▶ _Work required_
Skip the pictures. Reproduce all other material exactly.

========

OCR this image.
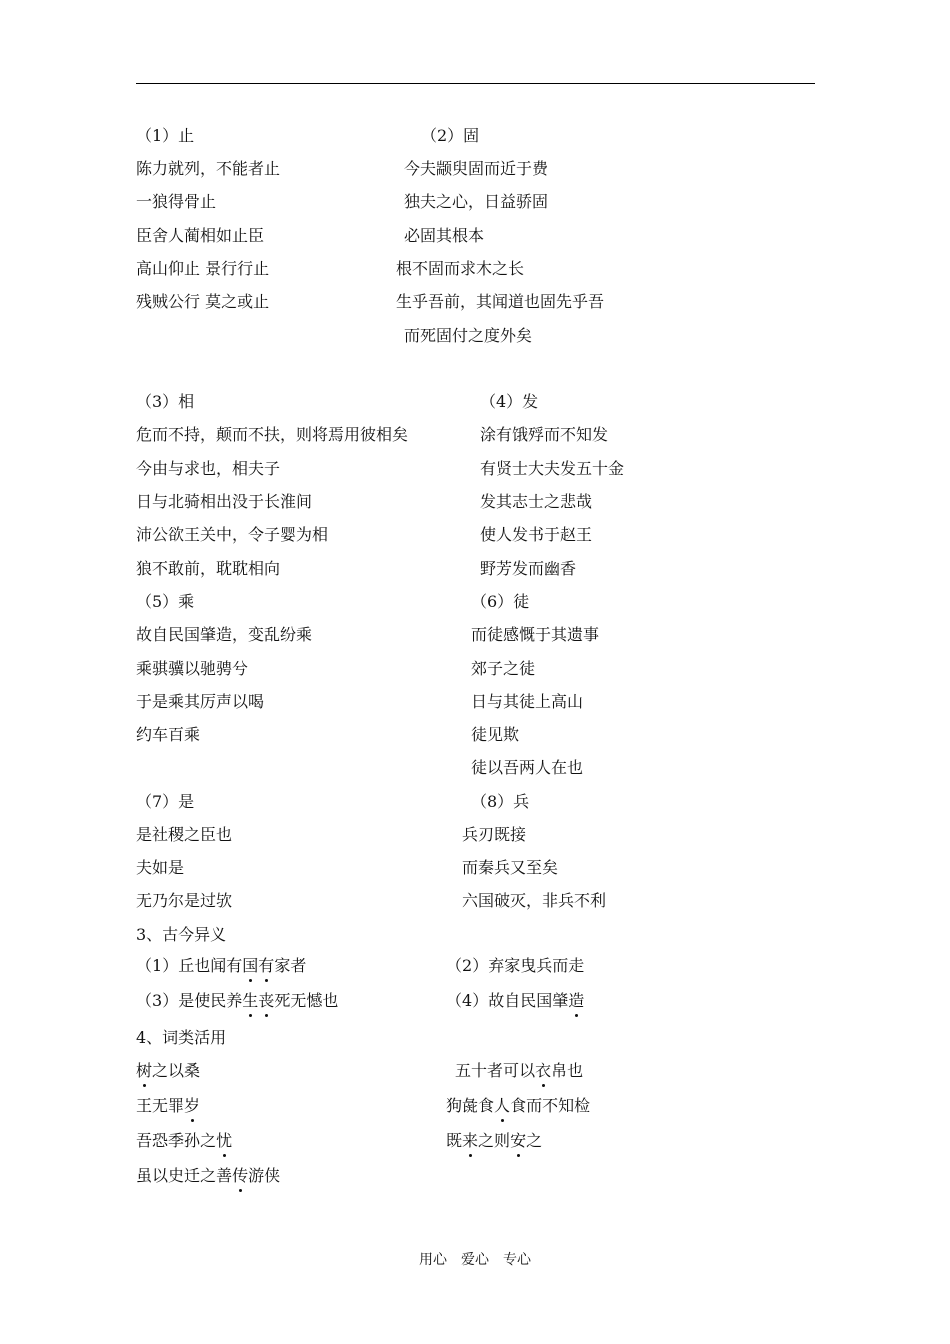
（1）止
陈力就列，不能者止
一狼得骨止
臣舍人蔺相如止臣
高山仰止 景行行止
残贼公行 莫之或止
（2）固
今夫颛臾固而近于费
独夫之心，日益骄固
必固其根本
根不固而求木之长
生乎吾前，其闻道也固先乎吾
而死固付之度外矣
（3）相
危而不持，颠而不扶，则将焉用彼相矣
今由与求也，相夫子
日与北骑相出没于长淮间
沛公欲王关中，令子婴为相
狼不敢前，耽耽相向
（4）发
涂有饿殍而不知发
有贤士大夫发五十金
发其志士之悲哉
使人发书于赵王
野芳发而幽香
（5）乘
故自民国肇造，变乱纷乘
乘骐骥以驰骋兮
于是乘其厉声以喝
约车百乘
（6）徒
而徒感慨于其遗事
郊子之徒
日与其徒上高山
徒见欺
徒以吾两人在也
（7）是
是社稷之臣也
夫如是
无乃尔是过欤
（8）兵
兵刃既接
而秦兵又至矣
六国破灭，非兵不利
3、古今异义
（1）丘也闻有国有家者	（2）弃家曳兵而走
（3）是使民养生丧死无憾也	（4）故自民国肇造
4、词类活用
树之以桑	五十者可以衣帛也
王无罪岁	狗彘食人食而不知检
吾恐季孙之忧	既来之则安之
虽以史迁之善传游侠
用心　爱心　专心
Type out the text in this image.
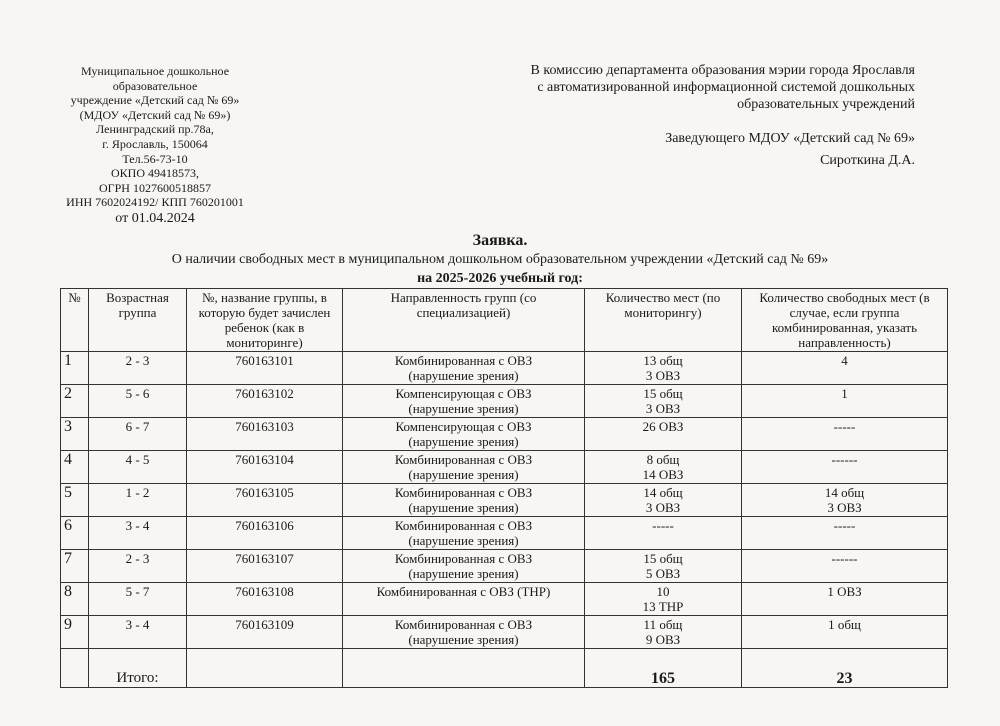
Муниципальное дошкольное
образовательное
учреждение «Детский сад № 69»
(МДОУ «Детский сад № 69»)
Ленинградский пр.78а,
г. Ярославль, 150064
Тел.56-73-10
ОКПО 49418573,
ОГРН 1027600518857
ИНН 7602024192/ КПП 760201001
от 01.04.2024
В комиссию департамента образования мэрии города Ярославля
с автоматизированной информационной системой дошкольных
образовательных учреждений
Заведующего МДОУ «Детский сад № 69»
Сироткина Д.А.
Заявка.
О наличии свободных мест в муниципальном дошкольном образовательном учреждении «Детский сад № 69»
на 2025-2026 учебный год:
№	Возрастная группа	№, название группы, в которую будет зачислен ребенок (как в мониторинге)	Направленность групп (со специализацией)	Количество мест (по мониторингу)	Количество свободных мест (в случае, если группа комбинированная, указать направленность)
1	2 - 3	760163101	Комбинированная с ОВЗ
(нарушение зрения)	13 общ
3 ОВЗ	4
2	5 - 6	760163102	Компенсирующая с ОВЗ
(нарушение зрения)	15 общ
3 ОВЗ	1
3	6 - 7	760163103	Компенсирующая с ОВЗ
(нарушение зрения)	26 ОВЗ	-----
4	4 - 5	760163104	Комбинированная с ОВЗ
(нарушение зрения)	8 общ
14 ОВЗ	------
5	1 - 2	760163105	Комбинированная с ОВЗ
(нарушение зрения)	14 общ
3 ОВЗ	14 общ
3 ОВЗ
6	3 - 4	760163106	Комбинированная с ОВЗ
(нарушение зрения)	-----	-----
7	2 - 3	760163107	Комбинированная с ОВЗ
(нарушение зрения)	15 общ
5 ОВЗ	------
8	5 - 7	760163108	Комбинированная с ОВЗ (ТНР)	10
13 ТНР	1 ОВЗ
9	3 - 4	760163109	Комбинированная с ОВЗ
(нарушение зрения)	11 общ
9 ОВЗ	1 общ
	Итого:			165	23
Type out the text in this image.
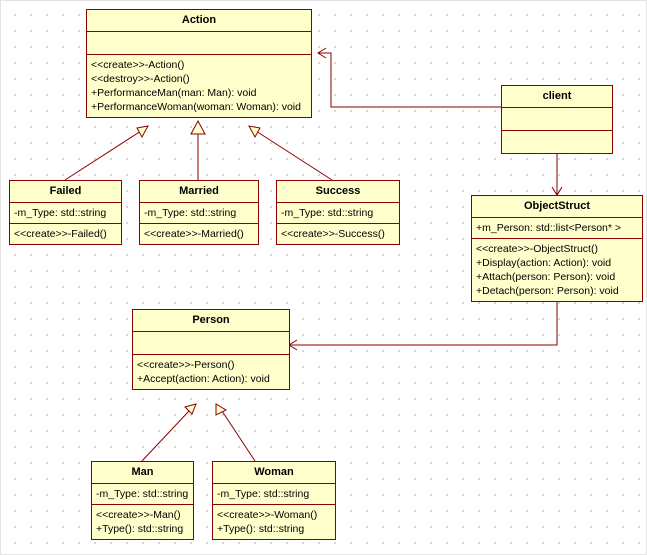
Action
<<create>>-Action()
<<destroy>>-Action()
+PerformanceMan(man: Man): void
+PerformanceWoman(woman: Woman): void
client
Failed
-m_Type: std::string
<<create>>-Failed()
Married
-m_Type: std::string
<<create>>-Married()
Success
-m_Type: std::string
<<create>>-Success()
ObjectStruct
+m_Person: std::list<Person* >
<<create>>-ObjectStruct()
+Display(action: Action): void
+Attach(person: Person): void
+Detach(person: Person): void
Person
<<create>>-Person()
+Accept(action: Action): void
Man
-m_Type: std::string
<<create>>-Man()
+Type(): std::string
Woman
-m_Type: std::string
<<create>>-Woman()
+Type(): std::string
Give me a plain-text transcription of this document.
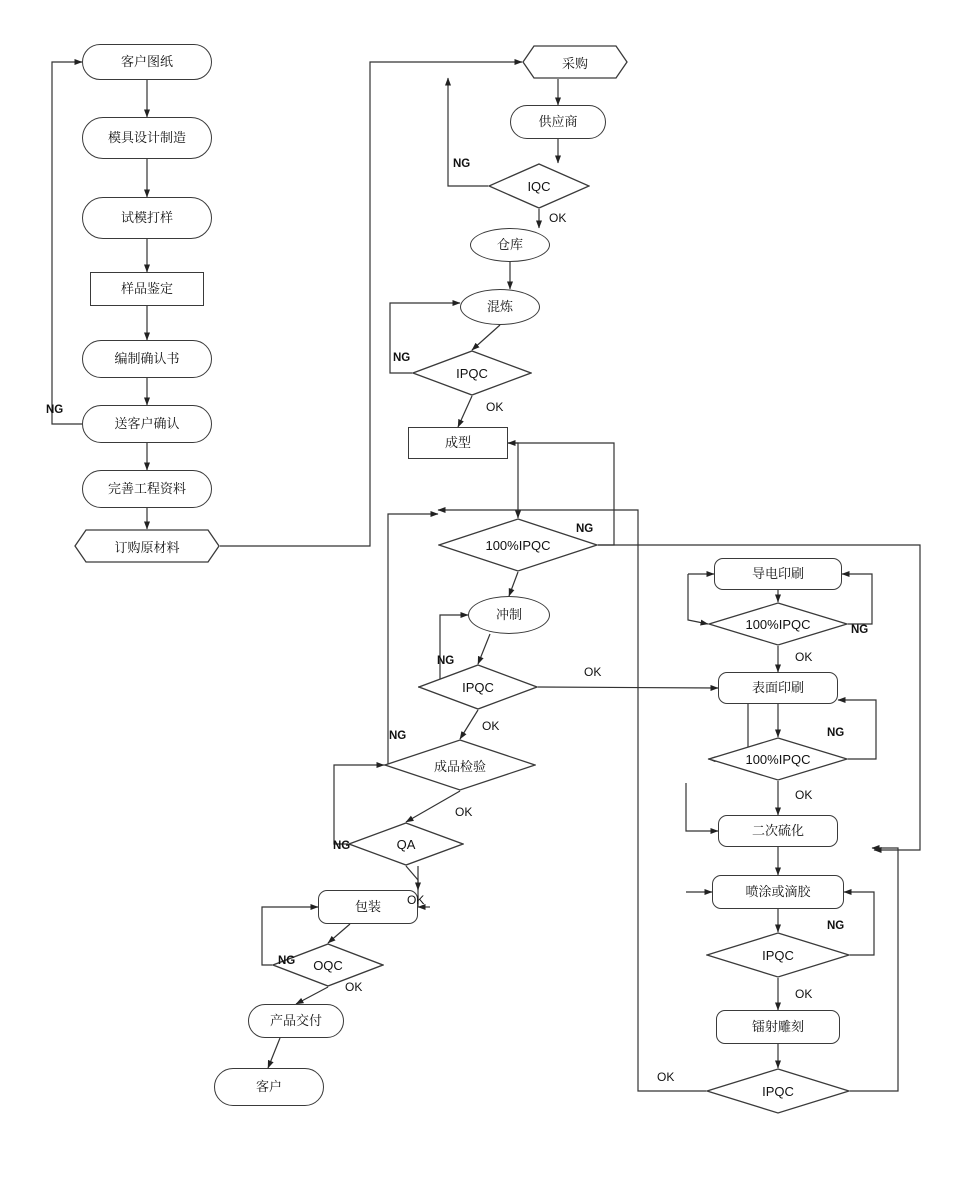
客户图纸
模具设计制造
试模打样
样品鉴定
编制确认书
送客户确认
完善工程资料
订购原材料
采购
供应商
IQC
仓库
混炼
IPQC
成型
100%IPQC
冲制
IPQC
成品检验
QA
包装
OQC
产品交付
客户
导电印刷
100%IPQC
表面印刷
100%IPQC
二次硫化
喷涂或滴胶
IPQC
镭射雕刻
IPQC
NG
NG
OK
NG
OK
NG
NG
OK
OK
NG
OK
NG
OK
NG
OK
NG
OK
NG
OK
NG
OK
OK
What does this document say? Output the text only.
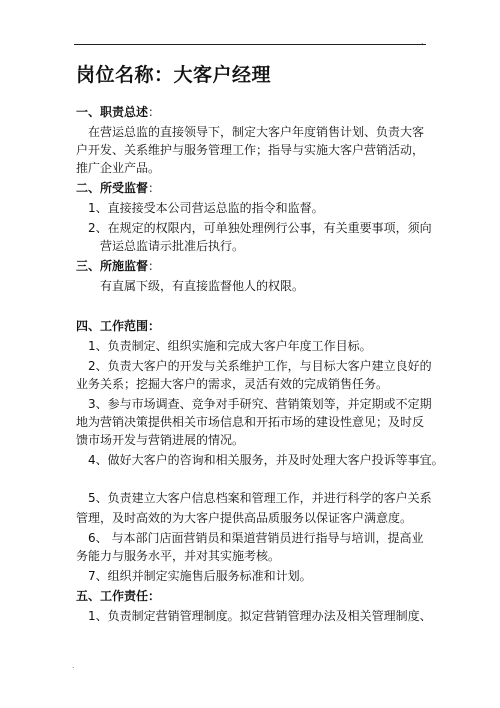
.
岗位名称：大客户经理
一、职责总述：
在营运总监的直接领导下，制定大客户年度销售计划、负责大客
户开发、关系维护与服务管理工作；指导与实施大客户营销活动，
推广企业产品。
二、所受监督：
1、直接接受本公司营运总监的指令和监督。
2、在规定的权限内，可单独处理例行公事，有关重要事项，须向
营运总监请示批准后执行。
三、所施监督：
有直属下级，有直接监督他人的权限。
四、工作范围：
1、负责制定、组织实施和完成大客户年度工作目标。
2、负责大客户的开发与关系维护工作，与目标大客户建立良好的
业务关系；挖掘大客户的需求，灵活有效的完成销售任务。
3、参与市场调查、竞争对手研究、营销策划等，并定期或不定期
地为营销决策提供相关市场信息和开拓市场的建设性意见；及时反
馈市场开发与营销进展的情况。
4、做好大客户的咨询和相关服务，并及时处理大客户投诉等事宜。
5、负责建立大客户信息档案和管理工作，并进行科学的客户关系
管理，及时高效的为大客户提供高品质服务以保证客户满意度。
6、 与本部门店面营销员和渠道营销员进行指导与培训，提高业
务能力与服务水平，并对其实施考核。
7、组织并制定实施售后服务标准和计划。
五、工作责任：
1、负责制定营销管理制度。拟定营销管理办法及相关管理制度、
.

========

▶ _Solution for this task_
OCR this image.
（1）止
陈力就列，不能者止
一狼得骨止
臣舍人蔺相如止臣
高山仰止 景行行止
残贼公行 莫之或止
（2）固
今夫颛臾固而近于费
独夫之心，日益骄固
必固其根本
根不固而求木之长
生乎吾前，其闻道也固先乎吾
而死固付之度外矣
（3）相
危而不持，颠而不扶，则将焉用彼相矣
今由与求也，相夫子
日与北骑相出没于长淮间
沛公欲王关中，令子婴为相
狼不敢前，耽耽相向
（4）发
涂有饿殍而不知发
有贤士大夫发五十金
发其志士之悲哉
使人发书于赵王
野芳发而幽香
（5）乘
故自民国肇造，变乱纷乘
乘骐骥以驰骋兮
于是乘其厉声以喝
约车百乘
（6）徒
而徒感慨于其遗事
郊子之徒
日与其徒上高山
徒见欺
徒以吾两人在也
（7）是
是社稷之臣也
夫如是
无乃尔是过欤
（8）兵
兵刃既接
而秦兵又至矣
六国破灭，非兵不利
3、古今异义
（1）丘也闻有国有家者	（2）弃家曳兵而走
（3）是使民养生丧死无憾也	（4）故自民国肇造
4、词类活用
树之以桑	五十者可以衣帛也
王无罪岁	狗彘食人食而不知检
吾恐季孙之忧	既来之则安之
虽以史迁之善传游侠
用心　爱心　专心
Type out the text in this image.
Муниципальное дошкольное
образовательное
учреждение «Детский сад № 69»
(МДОУ «Детский сад № 69»)
Ленинградский пр.78а,
г. Ярославль, 150064
Тел.56-73-10
ОКПО 49418573,
ОГРН 1027600518857
ИНН 7602024192/ КПП 760201001
от 01.04.2024
В комиссию департамента образования мэрии города Ярославля
с автоматизированной информационной системой дошкольных
образовательных учреждений
Заведующего МДОУ «Детский сад № 69»
Сироткина Д.А.
Заявка.
О наличии свободных мест в муниципальном дошкольном образовательном учреждении «Детский сад № 69»
на 2025-2026 учебный год:
№	Возрастная группа	№, название группы, в которую будет зачислен ребенок (как в мониторинге)	Направленность групп (со специализацией)	Количество мест (по мониторингу)	Количество свободных мест (в случае, если группа комбинированная, указать направленность)
1	2 - 3	760163101	Комбинированная с ОВЗ
(нарушение зрения)	13 общ
3 ОВЗ	4
2	5 - 6	760163102	Компенсирующая с ОВЗ
(нарушение зрения)	15 общ
3 ОВЗ	1
3	6 - 7	760163103	Компенсирующая с ОВЗ
(нарушение зрения)	26 ОВЗ	-----
4	4 - 5	760163104	Комбинированная с ОВЗ
(нарушение зрения)	8 общ
14 ОВЗ	------
5	1 - 2	760163105	Комбинированная с ОВЗ
(нарушение зрения)	14 общ
3 ОВЗ	14 общ
3 ОВЗ
6	3 - 4	760163106	Комбинированная с ОВЗ
(нарушение зрения)	-----	-----
7	2 - 3	760163107	Комбинированная с ОВЗ
(нарушение зрения)	15 общ
5 ОВЗ	------
8	5 - 7	760163108	Комбинированная с ОВЗ (ТНР)	10
13 ТНР	1 ОВЗ
9	3 - 4	760163109	Комбинированная с ОВЗ
(нарушение зрения)	11 общ
9 ОВЗ	1 общ
	Итого:			165	23
Type out the text in this image.
Action
<<create>>-Action()
<<destroy>>-Action()
+PerformanceMan(man: Man): void
+PerformanceWoman(woman: Woman): void
client
Failed
-m_Type: std::string
<<create>>-Failed()
Married
-m_Type: std::string
<<create>>-Married()
Success
-m_Type: std::string
<<create>>-Success()
ObjectStruct
+m_Person: std::list<Person* >
<<create>>-ObjectStruct()
+Display(action: Action): void
+Attach(person: Person): void
+Detach(person: Person): void
Person
<<create>>-Person()
+Accept(action: Action): void
Man
-m_Type: std::string
<<create>>-Man()
+Type(): std::string
Woman
-m_Type: std::string
<<create>>-Woman()
+Type(): std::string
Give me a plain-text transcription of this document.
客户图纸
模具设计制造
试模打样
样品鉴定
编制确认书
送客户确认
完善工程资料
订购原材料
采购
供应商
IQC
仓库
混炼
IPQC
成型
100%IPQC
冲制
IPQC
成品检验
QA
包装
OQC
产品交付
客户
导电印刷
100%IPQC
表面印刷
100%IPQC
二次硫化
喷涂或滴胶
IPQC
镭射雕刻
IPQC
NG
NG
OK
NG
OK
NG
NG
OK
OK
NG
OK
NG
OK
NG
OK
NG
OK
NG
OK
NG
OK
OK
What does this document say? Output the text only.
.
岗位名称：大客户经理
一、职责总述：
在营运总监的直接领导下，制定大客户年度销售计划、负责大客
户开发、关系维护与服务管理工作；指导与实施大客户营销活动，
推广企业产品。
二、所受监督：
1、直接接受本公司营运总监的指令和监督。
2、在规定的权限内，可单独处理例行公事，有关重要事项，须向
营运总监请示批准后执行。
三、所施监督：
有直属下级，有直接监督他人的权限。
四、工作范围：
1、负责制定、组织实施和完成大客户年度工作目标。
2、负责大客户的开发与关系维护工作，与目标大客户建立良好的
业务关系；挖掘大客户的需求，灵活有效的完成销售任务。
3、参与市场调查、竞争对手研究、营销策划等，并定期或不定期
地为营销决策提供相关市场信息和开拓市场的建设性意见；及时反
馈市场开发与营销进展的情况。
4、做好大客户的咨询和相关服务，并及时处理大客户投诉等事宜。
5、负责建立大客户信息档案和管理工作，并进行科学的客户关系
管理，及时高效的为大客户提供高品质服务以保证客户满意度。
6、 与本部门店面营销员和渠道营销员进行指导与培训，提高业
务能力与服务水平，并对其实施考核。
7、组织并制定实施售后服务标准和计划。
五、工作责任：
1、负责制定营销管理制度。拟定营销管理办法及相关管理制度、
.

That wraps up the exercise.